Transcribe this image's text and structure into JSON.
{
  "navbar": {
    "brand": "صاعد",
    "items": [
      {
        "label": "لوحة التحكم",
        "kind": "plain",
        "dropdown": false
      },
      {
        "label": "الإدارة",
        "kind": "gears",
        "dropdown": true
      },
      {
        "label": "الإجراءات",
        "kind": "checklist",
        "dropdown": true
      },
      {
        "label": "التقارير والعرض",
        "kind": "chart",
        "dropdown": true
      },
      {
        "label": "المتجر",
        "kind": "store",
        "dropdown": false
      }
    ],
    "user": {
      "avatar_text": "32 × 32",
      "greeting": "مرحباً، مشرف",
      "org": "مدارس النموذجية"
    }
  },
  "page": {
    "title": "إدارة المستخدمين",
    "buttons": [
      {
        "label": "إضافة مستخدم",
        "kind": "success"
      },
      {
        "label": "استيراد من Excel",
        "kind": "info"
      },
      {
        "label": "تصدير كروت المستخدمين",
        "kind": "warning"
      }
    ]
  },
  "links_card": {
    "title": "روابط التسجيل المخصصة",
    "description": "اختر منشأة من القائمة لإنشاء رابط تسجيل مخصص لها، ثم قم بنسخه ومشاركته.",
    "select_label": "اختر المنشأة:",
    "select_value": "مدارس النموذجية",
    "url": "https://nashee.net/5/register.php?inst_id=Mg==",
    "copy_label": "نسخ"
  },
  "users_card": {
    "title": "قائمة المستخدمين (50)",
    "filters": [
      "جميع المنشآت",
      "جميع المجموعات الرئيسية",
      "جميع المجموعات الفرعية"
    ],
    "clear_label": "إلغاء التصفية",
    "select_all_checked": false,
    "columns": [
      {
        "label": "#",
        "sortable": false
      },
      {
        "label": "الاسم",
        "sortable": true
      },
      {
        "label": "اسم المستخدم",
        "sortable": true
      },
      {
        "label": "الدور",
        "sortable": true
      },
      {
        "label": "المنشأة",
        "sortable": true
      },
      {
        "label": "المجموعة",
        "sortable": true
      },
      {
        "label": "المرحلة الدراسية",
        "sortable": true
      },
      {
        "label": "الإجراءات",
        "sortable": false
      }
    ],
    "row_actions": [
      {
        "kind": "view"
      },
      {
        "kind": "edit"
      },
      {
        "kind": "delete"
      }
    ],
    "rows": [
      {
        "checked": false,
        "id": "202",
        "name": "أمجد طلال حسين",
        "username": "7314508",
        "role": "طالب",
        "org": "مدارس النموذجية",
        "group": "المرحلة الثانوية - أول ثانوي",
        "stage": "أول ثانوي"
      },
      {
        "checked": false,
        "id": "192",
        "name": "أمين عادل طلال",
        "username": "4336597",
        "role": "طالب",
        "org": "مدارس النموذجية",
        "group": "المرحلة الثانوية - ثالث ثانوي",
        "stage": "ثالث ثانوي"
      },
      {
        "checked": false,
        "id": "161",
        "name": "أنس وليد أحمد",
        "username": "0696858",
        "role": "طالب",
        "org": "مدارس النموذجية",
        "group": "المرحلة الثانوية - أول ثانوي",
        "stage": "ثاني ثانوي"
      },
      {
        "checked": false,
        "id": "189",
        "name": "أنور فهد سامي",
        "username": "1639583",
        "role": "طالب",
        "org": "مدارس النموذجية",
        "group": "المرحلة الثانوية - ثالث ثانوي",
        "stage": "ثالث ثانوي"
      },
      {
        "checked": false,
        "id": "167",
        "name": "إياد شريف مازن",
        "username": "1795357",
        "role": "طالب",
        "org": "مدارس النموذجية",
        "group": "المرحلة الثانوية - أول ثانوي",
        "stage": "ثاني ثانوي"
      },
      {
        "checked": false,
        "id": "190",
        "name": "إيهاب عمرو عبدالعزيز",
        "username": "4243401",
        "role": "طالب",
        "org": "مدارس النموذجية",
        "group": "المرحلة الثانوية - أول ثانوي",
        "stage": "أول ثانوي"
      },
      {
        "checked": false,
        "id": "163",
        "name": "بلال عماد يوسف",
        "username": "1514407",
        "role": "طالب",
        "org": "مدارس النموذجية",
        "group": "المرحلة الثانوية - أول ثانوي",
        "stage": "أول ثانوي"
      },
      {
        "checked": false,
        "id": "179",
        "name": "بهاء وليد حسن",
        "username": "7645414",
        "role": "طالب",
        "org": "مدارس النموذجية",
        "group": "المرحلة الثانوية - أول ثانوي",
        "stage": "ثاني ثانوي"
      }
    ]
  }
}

□ □ □ □

Task prompt —
All of the entries above must be quoted exactly.

Result below —
Transcribe this image's text and structure into JSON.
{
  "navbar": {
    "brand": "صاعد",
    "items": [
      {
        "label": "لوحة التحكم",
        "kind": "plain",
        "dropdown": false
      },
      {
        "label": "الإدارة",
        "kind": "gears",
        "dropdown": true
      },
      {
        "label": "الإجراءات",
        "kind": "checklist",
        "dropdown": true
      },
      {
        "label": "التقارير والعرض",
        "kind": "chart",
        "dropdown": true
      },
      {
        "label": "المتجر",
        "kind": "store",
        "dropdown": false
      }
    ],
    "user": {
      "avatar_text": "32 × 32",
      "greeting": "مرحباً، مشرف",
      "org": "مدارس النموذجية"
    }
  },
  "page": {
    "title": "إدارة المستخدمين",
    "buttons": [
      {
        "label": "إضافة مستخدم",
        "kind": "success"
      },
      {
        "label": "استيراد من Excel",
        "kind": "info"
      },
      {
        "label": "تصدير كروت المستخدمين",
        "kind": "warning"
      }
    ]
  },
  "links_card": {
    "title": "روابط التسجيل المخصصة",
    "description": "اختر منشأة من القائمة لإنشاء رابط تسجيل مخصص لها، ثم قم بنسخه ومشاركته.",
    "select_label": "اختر المنشأة:",
    "select_value": "مدارس النموذجية",
    "url": "https://nashee.net/5/register.php?inst_id=Mg==",
    "copy_label": "نسخ"
  },
  "users_card": {
    "title": "قائمة المستخدمين (50)",
    "filters": [
      "جميع المنشآت",
      "جميع المجموعات الرئيسية",
      "جميع المجموعات الفرعية"
    ],
    "clear_label": "إلغاء التصفية",
    "select_all_checked": false,
    "columns": [
      {
        "label": "#",
        "sortable": false
      },
      {
        "label": "الاسم",
        "sortable": true
      },
      {
        "label": "اسم المستخدم",
        "sortable": true
      },
      {
        "label": "الدور",
        "sortable": true
      },
      {
        "label": "المنشأة",
        "sortable": true
      },
      {
        "label": "المجموعة",
        "sortable": true
      },
      {
        "label": "المرحلة الدراسية",
        "sortable": true
      },
      {
        "label": "الإجراءات",
        "sortable": false
      }
    ],
    "row_actions": [
      {
        "kind": "view"
      },
      {
        "kind": "edit"
      },
      {
        "kind": "delete"
      }
    ],
    "rows": [
      {
        "checked": false,
        "id": "202",
        "name": "أمجد طلال حسين",
        "username": "7314508",
        "role": "طالب",
        "org": "مدارس النموذجية",
        "group": "المرحلة الثانوية - أول ثانوي",
        "stage": "أول ثانوي"
      },
      {
        "checked": false,
        "id": "192",
        "name": "أمين عادل طلال",
        "username": "4336597",
        "role": "طالب",
        "org": "مدارس النموذجية",
        "group": "المرحلة الثانوية - ثالث ثانوي",
        "stage": "ثالث ثانوي"
      },
      {
        "checked": false,
        "id": "161",
        "name": "أنس وليد أحمد",
        "username": "0696858",
        "role": "طالب",
        "org": "مدارس النموذجية",
        "group": "المرحلة الثانوية - أول ثانوي",
        "stage": "ثاني ثانوي"
      },
      {
        "checked": false,
        "id": "189",
        "name": "أنور فهد سامي",
        "username": "1639583",
        "role": "طالب",
        "org": "مدارس النموذجية",
        "group": "المرحلة الثانوية - ثالث ثانوي",
        "stage": "ثالث ثانوي"
      },
      {
        "checked": false,
        "id": "167",
        "name": "إياد شريف مازن",
        "username": "1795357",
        "role": "طالب",
        "org": "مدارس النموذجية",
        "group": "المرحلة الثانوية - أول ثانوي",
        "stage": "ثاني ثانوي"
      },
      {
        "checked": false,
        "id": "190",
        "name": "إيهاب عمرو عبدالعزيز",
        "username": "4243401",
        "role": "طالب",
        "org": "مدارس النموذجية",
        "group": "المرحلة الثانوية - أول ثانوي",
        "stage": "أول ثانوي"
      },
      {
        "checked": false,
        "id": "163",
        "name": "بلال عماد يوسف",
        "username": "1514407",
        "role": "طالب",
        "org": "مدارس النموذجية",
        "group": "المرحلة الثانوية - أول ثانوي",
        "stage": "أول ثانوي"
      },
      {
        "checked": false,
        "id": "179",
        "name": "بهاء وليد حسن",
        "username": "7645414",
        "role": "طالب",
        "org": "مدارس النموذجية",
        "group": "المرحلة الثانوية - أول ثانوي",
        "stage": "ثاني ثانوي"
      }
    ]
  }
}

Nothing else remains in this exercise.